- [Short problem]: Output every record below exactly as it appears.

- [Material for this task]:

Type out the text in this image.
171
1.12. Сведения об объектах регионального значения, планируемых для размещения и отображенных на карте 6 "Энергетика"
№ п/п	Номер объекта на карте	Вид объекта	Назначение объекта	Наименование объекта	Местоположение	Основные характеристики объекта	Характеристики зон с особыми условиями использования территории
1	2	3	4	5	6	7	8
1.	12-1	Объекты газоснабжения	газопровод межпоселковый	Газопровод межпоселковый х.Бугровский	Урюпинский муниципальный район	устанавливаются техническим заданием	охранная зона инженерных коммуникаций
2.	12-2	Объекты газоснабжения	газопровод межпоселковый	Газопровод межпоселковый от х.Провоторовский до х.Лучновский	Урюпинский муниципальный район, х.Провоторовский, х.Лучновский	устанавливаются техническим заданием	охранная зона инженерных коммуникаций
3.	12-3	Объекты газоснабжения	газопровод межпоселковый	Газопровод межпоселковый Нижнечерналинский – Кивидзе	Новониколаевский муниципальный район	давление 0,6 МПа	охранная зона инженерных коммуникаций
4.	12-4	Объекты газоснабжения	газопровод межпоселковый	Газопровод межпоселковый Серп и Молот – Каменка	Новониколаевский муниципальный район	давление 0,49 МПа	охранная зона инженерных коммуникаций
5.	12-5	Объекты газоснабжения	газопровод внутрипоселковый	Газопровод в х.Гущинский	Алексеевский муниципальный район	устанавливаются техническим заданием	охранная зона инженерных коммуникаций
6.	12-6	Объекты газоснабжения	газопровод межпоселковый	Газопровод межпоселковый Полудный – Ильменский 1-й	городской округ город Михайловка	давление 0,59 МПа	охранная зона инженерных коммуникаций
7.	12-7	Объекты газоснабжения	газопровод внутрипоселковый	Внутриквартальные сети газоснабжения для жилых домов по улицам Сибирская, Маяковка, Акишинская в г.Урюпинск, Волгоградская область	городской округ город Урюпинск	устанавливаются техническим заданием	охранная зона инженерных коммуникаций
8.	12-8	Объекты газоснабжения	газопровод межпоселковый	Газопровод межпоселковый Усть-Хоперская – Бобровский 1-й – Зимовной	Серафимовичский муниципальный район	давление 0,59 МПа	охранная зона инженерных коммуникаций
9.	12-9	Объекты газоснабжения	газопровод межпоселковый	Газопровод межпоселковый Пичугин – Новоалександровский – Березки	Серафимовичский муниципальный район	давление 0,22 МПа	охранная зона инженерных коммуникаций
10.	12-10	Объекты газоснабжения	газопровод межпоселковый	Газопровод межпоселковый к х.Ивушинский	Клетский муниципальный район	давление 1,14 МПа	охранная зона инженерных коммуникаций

- [Exercise output]:
Type out the text in this image.
171
1.12. Сведения об объектах регионального значения, планируемых для размещения и отображенных на карте 6 "Энергетика"
№ п/п	Номер объекта на карте	Вид объекта	Назначение объекта	Наименование объекта	Местоположение	Основные характеристики объекта	Характеристики зон с особыми условиями использования территории
1	2	3	4	5	6	7	8
1.	12-1	Объекты газоснабжения	газопровод межпоселковый	Газопровод межпоселковый х.Бугровский	Урюпинский муниципальный район	устанавливаются техническим заданием	охранная зона инженерных коммуникаций
2.	12-2	Объекты газоснабжения	газопровод межпоселковый	Газопровод межпоселковый от х.Провоторовский до х.Лучновский	Урюпинский муниципальный район, х.Провоторовский, х.Лучновский	устанавливаются техническим заданием	охранная зона инженерных коммуникаций
3.	12-3	Объекты газоснабжения	газопровод межпоселковый	Газопровод межпоселковый Нижнечерналинский – Кивидзе	Новониколаевский муниципальный район	давление 0,6 МПа	охранная зона инженерных коммуникаций
4.	12-4	Объекты газоснабжения	газопровод межпоселковый	Газопровод межпоселковый Серп и Молот – Каменка	Новониколаевский муниципальный район	давление 0,49 МПа	охранная зона инженерных коммуникаций
5.	12-5	Объекты газоснабжения	газопровод внутрипоселковый	Газопровод в х.Гущинский	Алексеевский муниципальный район	устанавливаются техническим заданием	охранная зона инженерных коммуникаций
6.	12-6	Объекты газоснабжения	газопровод межпоселковый	Газопровод межпоселковый Полудный – Ильменский 1-й	городской округ город Михайловка	давление 0,59 МПа	охранная зона инженерных коммуникаций
7.	12-7	Объекты газоснабжения	газопровод внутрипоселковый	Внутриквартальные сети газоснабжения для жилых домов по улицам Сибирская, Маяковка, Акишинская в г.Урюпинск, Волгоградская область	городской округ город Урюпинск	устанавливаются техническим заданием	охранная зона инженерных коммуникаций
8.	12-8	Объекты газоснабжения	газопровод межпоселковый	Газопровод межпоселковый Усть-Хоперская – Бобровский 1-й – Зимовной	Серафимовичский муниципальный район	давление 0,59 МПа	охранная зона инженерных коммуникаций
9.	12-9	Объекты газоснабжения	газопровод межпоселковый	Газопровод межпоселковый Пичугин – Новоалександровский – Березки	Серафимовичский муниципальный район	давление 0,22 МПа	охранная зона инженерных коммуникаций
10.	12-10	Объекты газоснабжения	газопровод межпоселковый	Газопровод межпоселковый к х.Ивушинский	Клетский муниципальный район	давление 1,14 МПа	охранная зона инженерных коммуникаций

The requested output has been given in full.